§ **Task brief**
Copy the items below word for word, from the first line up to and including the line containing "section-1-body [147,560,1053,718]".

§ **Data listing**
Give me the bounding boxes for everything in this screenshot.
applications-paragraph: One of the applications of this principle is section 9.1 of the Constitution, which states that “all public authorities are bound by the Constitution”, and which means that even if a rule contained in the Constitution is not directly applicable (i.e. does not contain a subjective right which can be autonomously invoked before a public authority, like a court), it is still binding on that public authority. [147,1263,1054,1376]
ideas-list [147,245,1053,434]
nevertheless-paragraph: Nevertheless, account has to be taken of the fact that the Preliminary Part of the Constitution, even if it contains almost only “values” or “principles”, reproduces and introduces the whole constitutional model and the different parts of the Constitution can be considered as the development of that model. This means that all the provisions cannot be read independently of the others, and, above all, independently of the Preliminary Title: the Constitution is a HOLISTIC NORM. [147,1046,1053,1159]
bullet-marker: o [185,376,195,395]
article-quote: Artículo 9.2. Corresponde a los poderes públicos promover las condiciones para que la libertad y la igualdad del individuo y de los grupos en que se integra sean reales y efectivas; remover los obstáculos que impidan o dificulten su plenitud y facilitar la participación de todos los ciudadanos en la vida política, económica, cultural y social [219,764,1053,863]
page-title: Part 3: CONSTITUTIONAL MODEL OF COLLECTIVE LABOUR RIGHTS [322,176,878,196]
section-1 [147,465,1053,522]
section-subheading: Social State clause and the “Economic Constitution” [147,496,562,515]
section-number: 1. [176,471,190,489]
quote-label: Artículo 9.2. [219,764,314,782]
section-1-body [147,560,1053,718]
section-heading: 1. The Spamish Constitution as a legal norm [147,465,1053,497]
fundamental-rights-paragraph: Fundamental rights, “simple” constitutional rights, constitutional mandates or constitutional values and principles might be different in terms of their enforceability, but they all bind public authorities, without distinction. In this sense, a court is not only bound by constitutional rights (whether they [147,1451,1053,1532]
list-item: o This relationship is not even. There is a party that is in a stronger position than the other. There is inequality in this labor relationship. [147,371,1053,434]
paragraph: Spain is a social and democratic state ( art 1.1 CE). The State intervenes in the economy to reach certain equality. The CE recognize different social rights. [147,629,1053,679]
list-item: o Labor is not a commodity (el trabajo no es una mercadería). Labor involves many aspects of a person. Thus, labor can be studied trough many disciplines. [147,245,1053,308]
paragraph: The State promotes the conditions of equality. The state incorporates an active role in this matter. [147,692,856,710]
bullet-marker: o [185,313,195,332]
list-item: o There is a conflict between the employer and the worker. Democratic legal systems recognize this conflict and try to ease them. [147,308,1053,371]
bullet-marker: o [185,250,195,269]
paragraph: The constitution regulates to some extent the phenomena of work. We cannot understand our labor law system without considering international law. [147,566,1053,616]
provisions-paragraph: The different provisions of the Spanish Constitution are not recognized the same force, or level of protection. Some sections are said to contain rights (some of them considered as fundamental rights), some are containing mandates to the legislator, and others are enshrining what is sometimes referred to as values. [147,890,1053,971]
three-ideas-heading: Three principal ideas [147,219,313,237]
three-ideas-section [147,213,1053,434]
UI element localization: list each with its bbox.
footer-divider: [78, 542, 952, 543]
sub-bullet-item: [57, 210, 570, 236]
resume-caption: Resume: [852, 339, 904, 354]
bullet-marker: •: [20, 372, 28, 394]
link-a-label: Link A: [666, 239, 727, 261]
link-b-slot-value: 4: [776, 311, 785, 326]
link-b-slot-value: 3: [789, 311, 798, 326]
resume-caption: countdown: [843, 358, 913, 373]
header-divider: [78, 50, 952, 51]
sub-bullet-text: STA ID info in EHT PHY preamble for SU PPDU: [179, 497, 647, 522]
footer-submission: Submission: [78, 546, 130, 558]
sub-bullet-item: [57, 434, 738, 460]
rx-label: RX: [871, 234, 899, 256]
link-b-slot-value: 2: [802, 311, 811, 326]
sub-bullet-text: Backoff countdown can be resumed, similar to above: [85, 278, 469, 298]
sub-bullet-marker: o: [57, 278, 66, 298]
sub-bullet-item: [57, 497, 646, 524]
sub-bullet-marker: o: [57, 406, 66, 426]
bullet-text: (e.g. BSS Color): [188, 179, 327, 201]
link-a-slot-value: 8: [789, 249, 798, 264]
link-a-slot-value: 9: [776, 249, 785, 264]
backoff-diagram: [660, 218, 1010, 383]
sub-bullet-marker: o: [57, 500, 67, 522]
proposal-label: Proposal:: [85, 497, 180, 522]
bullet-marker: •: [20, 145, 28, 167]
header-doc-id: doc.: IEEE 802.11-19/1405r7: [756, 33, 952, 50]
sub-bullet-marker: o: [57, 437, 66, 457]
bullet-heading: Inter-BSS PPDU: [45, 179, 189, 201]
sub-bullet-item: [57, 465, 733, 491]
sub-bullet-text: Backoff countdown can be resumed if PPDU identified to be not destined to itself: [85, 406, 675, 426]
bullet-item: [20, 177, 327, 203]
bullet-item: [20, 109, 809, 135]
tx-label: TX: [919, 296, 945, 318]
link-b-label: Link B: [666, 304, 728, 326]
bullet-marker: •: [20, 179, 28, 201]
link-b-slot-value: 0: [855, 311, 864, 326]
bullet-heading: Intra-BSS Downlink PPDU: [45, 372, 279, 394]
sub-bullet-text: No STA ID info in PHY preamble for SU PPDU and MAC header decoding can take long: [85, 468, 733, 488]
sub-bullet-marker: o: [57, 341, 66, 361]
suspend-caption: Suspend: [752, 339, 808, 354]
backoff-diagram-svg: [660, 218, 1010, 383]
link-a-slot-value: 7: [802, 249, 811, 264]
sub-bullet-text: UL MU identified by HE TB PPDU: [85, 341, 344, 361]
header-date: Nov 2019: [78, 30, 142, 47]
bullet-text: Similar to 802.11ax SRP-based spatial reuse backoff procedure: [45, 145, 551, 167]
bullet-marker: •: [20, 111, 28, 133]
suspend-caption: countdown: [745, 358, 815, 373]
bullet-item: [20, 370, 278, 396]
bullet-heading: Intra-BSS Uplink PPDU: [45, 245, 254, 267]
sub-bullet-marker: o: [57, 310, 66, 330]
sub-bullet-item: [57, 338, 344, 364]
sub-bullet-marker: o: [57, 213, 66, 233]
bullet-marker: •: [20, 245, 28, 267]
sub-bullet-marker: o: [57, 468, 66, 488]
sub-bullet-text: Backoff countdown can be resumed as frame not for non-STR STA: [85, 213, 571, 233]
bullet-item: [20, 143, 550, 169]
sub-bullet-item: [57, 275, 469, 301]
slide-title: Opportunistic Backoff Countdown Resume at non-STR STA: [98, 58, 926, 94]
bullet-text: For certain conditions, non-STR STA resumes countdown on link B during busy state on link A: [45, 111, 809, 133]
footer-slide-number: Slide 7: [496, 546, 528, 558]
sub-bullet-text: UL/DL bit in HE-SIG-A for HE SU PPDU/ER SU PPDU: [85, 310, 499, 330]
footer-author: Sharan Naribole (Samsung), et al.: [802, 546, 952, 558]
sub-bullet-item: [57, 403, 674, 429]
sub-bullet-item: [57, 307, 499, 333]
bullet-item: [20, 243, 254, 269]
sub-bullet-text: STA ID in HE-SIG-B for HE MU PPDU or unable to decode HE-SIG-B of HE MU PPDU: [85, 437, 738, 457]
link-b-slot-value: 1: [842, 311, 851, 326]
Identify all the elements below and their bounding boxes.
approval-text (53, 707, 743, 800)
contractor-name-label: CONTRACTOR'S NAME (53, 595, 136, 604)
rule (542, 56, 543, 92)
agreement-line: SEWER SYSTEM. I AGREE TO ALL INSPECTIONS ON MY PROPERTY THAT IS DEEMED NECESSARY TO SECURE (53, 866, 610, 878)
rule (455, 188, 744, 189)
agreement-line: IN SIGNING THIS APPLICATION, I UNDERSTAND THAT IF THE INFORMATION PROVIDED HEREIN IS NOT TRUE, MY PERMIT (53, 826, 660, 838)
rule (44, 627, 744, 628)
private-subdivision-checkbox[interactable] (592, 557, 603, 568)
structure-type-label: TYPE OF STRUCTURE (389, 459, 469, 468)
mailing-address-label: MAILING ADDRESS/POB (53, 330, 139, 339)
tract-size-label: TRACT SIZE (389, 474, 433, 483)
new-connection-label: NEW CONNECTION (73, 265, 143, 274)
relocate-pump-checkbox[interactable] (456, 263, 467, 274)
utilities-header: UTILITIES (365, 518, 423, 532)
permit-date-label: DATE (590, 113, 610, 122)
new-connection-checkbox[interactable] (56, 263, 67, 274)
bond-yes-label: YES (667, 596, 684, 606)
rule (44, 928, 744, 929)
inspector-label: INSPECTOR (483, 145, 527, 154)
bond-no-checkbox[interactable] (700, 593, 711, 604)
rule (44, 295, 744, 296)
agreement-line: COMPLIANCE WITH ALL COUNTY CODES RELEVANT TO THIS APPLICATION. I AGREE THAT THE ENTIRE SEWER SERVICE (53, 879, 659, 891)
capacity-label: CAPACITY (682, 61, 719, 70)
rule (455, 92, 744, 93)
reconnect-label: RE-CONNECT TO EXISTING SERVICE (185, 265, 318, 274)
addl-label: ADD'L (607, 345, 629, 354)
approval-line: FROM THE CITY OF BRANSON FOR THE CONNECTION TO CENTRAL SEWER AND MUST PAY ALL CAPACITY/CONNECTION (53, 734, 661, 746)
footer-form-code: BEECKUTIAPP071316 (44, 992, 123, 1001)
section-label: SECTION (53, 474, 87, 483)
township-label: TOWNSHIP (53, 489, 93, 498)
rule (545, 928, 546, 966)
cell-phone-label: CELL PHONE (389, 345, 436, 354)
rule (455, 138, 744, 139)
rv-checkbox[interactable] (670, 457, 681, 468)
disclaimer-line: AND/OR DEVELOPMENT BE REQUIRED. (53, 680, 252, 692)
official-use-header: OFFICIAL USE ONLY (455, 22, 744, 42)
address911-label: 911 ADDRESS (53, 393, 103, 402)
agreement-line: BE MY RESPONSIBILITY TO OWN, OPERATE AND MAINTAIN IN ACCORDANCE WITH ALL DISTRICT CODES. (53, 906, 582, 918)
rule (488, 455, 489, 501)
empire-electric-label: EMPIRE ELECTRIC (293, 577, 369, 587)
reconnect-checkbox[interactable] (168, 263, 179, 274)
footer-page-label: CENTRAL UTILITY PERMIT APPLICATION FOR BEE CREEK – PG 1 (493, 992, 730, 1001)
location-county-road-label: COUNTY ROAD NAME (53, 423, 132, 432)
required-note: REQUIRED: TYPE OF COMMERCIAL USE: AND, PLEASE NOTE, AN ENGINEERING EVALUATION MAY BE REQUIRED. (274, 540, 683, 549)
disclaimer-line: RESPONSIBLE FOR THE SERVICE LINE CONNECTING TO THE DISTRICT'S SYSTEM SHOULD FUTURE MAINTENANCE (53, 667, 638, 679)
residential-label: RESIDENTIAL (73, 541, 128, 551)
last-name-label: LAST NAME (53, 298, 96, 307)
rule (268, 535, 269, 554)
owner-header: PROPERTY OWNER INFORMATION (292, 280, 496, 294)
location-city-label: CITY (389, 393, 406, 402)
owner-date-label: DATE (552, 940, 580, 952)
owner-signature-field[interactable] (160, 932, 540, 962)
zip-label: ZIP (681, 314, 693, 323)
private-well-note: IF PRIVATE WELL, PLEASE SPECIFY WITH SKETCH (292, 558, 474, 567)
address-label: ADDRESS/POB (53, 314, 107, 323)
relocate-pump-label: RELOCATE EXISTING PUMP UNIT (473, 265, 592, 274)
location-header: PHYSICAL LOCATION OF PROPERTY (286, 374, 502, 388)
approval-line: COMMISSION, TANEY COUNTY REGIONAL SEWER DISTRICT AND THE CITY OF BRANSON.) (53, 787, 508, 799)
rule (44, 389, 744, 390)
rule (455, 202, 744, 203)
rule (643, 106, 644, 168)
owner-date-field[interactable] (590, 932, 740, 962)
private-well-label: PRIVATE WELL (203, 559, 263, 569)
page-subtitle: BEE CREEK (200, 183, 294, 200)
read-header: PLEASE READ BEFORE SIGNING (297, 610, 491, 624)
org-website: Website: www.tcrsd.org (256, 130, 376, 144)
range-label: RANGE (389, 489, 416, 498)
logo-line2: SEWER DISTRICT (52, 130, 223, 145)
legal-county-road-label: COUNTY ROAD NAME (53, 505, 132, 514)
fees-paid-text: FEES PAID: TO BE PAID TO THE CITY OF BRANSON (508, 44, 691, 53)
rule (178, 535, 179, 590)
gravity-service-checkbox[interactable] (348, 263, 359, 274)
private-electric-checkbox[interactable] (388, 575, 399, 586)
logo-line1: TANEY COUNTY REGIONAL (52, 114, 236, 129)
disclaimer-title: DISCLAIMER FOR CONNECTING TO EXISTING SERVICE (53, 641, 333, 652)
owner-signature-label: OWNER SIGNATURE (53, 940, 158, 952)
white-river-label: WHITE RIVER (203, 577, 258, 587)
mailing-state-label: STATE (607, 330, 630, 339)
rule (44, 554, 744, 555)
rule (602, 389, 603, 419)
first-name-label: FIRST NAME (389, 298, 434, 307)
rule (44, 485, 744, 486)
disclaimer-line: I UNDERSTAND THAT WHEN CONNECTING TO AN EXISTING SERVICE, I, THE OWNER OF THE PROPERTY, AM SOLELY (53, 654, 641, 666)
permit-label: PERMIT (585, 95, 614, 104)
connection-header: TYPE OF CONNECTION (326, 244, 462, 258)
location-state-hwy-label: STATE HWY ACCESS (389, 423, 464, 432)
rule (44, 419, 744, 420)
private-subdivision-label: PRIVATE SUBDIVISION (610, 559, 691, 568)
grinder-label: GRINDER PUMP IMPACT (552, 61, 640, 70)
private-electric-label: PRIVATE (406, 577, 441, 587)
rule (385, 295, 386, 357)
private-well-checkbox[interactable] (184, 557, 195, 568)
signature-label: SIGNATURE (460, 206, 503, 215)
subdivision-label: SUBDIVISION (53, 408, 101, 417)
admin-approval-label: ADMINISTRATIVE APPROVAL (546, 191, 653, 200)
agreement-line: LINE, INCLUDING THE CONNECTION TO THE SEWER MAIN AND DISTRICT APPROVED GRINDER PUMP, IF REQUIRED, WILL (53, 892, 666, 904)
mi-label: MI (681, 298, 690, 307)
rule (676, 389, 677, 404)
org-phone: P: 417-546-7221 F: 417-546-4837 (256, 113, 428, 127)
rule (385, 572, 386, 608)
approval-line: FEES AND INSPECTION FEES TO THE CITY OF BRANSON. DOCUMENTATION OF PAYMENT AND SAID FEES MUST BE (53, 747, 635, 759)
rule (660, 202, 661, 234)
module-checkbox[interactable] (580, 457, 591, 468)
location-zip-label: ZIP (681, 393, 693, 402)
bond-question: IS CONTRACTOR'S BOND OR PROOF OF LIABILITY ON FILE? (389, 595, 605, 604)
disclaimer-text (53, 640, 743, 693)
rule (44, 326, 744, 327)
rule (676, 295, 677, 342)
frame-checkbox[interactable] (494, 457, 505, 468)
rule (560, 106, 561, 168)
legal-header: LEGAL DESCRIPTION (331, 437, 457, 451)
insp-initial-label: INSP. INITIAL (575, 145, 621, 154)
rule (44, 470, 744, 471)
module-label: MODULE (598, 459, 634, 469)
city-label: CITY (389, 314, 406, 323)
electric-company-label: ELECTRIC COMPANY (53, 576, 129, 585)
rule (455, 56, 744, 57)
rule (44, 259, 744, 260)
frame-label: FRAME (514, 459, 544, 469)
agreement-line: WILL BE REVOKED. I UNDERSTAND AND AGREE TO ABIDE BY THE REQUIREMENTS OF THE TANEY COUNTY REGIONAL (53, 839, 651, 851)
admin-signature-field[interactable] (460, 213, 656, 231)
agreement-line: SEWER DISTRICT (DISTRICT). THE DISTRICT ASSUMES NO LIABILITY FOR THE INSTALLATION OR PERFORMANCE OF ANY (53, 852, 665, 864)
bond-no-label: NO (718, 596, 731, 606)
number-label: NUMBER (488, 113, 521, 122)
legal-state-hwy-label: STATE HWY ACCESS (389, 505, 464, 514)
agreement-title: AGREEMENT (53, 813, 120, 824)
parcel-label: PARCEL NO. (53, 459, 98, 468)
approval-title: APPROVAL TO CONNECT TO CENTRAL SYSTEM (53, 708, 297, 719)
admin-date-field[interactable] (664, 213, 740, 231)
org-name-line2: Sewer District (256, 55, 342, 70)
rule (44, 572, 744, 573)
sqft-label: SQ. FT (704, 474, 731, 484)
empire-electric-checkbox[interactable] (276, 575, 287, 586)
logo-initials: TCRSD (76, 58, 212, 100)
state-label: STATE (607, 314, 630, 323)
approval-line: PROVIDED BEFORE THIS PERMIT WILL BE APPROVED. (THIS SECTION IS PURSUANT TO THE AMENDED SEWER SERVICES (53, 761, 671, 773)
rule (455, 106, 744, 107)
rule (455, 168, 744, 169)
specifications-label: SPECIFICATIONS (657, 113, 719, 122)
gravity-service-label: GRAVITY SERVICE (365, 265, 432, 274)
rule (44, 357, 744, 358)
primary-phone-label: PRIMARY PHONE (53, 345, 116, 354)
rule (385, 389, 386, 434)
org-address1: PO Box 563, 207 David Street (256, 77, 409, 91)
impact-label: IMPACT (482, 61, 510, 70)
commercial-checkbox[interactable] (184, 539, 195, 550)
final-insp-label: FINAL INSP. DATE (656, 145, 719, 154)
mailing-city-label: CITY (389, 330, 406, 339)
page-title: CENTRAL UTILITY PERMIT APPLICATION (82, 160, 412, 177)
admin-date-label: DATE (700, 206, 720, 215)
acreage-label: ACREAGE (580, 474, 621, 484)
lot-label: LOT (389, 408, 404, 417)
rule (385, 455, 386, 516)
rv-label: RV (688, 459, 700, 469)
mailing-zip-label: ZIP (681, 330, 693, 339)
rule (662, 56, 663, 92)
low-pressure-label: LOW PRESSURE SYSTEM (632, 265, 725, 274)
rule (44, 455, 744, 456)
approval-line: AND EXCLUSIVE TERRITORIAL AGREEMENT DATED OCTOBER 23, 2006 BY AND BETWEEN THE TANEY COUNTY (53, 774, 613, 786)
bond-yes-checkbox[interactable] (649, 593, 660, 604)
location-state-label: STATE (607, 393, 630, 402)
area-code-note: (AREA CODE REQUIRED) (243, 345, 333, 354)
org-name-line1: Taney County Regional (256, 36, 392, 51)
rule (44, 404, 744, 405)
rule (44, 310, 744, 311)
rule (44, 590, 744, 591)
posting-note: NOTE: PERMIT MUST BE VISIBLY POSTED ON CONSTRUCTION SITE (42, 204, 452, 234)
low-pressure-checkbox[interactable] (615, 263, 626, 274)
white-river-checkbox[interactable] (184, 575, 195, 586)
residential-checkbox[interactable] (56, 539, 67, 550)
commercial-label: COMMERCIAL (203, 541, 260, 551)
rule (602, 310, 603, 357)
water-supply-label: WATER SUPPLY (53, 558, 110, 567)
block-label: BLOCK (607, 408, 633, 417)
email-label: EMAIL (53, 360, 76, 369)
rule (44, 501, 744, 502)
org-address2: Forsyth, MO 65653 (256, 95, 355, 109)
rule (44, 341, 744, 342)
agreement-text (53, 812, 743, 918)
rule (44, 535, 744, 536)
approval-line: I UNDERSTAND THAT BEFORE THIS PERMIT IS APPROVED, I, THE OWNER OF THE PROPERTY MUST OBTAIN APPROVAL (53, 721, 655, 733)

§ **Solution to the exercise**
Give me the bounding boxes for everything in this screenshot.
applications-paragraph: One of the applications of this principle is section 9.1 of the Constitution, which states that “all public authorities are bound by the Constitution”, and which means that even if a rule contained in the Constitution is not directly applicable (i.e. does not contain a subjective right which can be autonomously invoked before a public authority, like a court), it is still binding on that public authority. [147,1263,1054,1376]
ideas-list [147,245,1053,434]
nevertheless-paragraph: Nevertheless, account has to be taken of the fact that the Preliminary Part of the Constitution, even if it contains almost only “values” or “principles”, reproduces and introduces the whole constitutional model and the different parts of the Constitution can be considered as the development of that model. This means that all the provisions cannot be read independently of the others, and, above all, independently of the Preliminary Title: the Constitution is a HOLISTIC NORM. [147,1046,1053,1159]
bullet-marker: o [185,376,195,395]
article-quote: Artículo 9.2. Corresponde a los poderes públicos promover las condiciones para que la libertad y la igualdad del individuo y de los grupos en que se integra sean reales y efectivas; remover los obstáculos que impidan o dificulten su plenitud y facilitar la participación de todos los ciudadanos en la vida política, económica, cultural y social [219,764,1053,863]
page-title: Part 3: CONSTITUTIONAL MODEL OF COLLECTIVE LABOUR RIGHTS [322,176,878,196]
section-1 [147,465,1053,522]
section-subheading: Social State clause and the “Economic Constitution” [147,496,562,515]
section-number: 1. [176,471,190,489]
quote-label: Artículo 9.2. [219,764,314,782]
section-1-body [147,560,1053,718]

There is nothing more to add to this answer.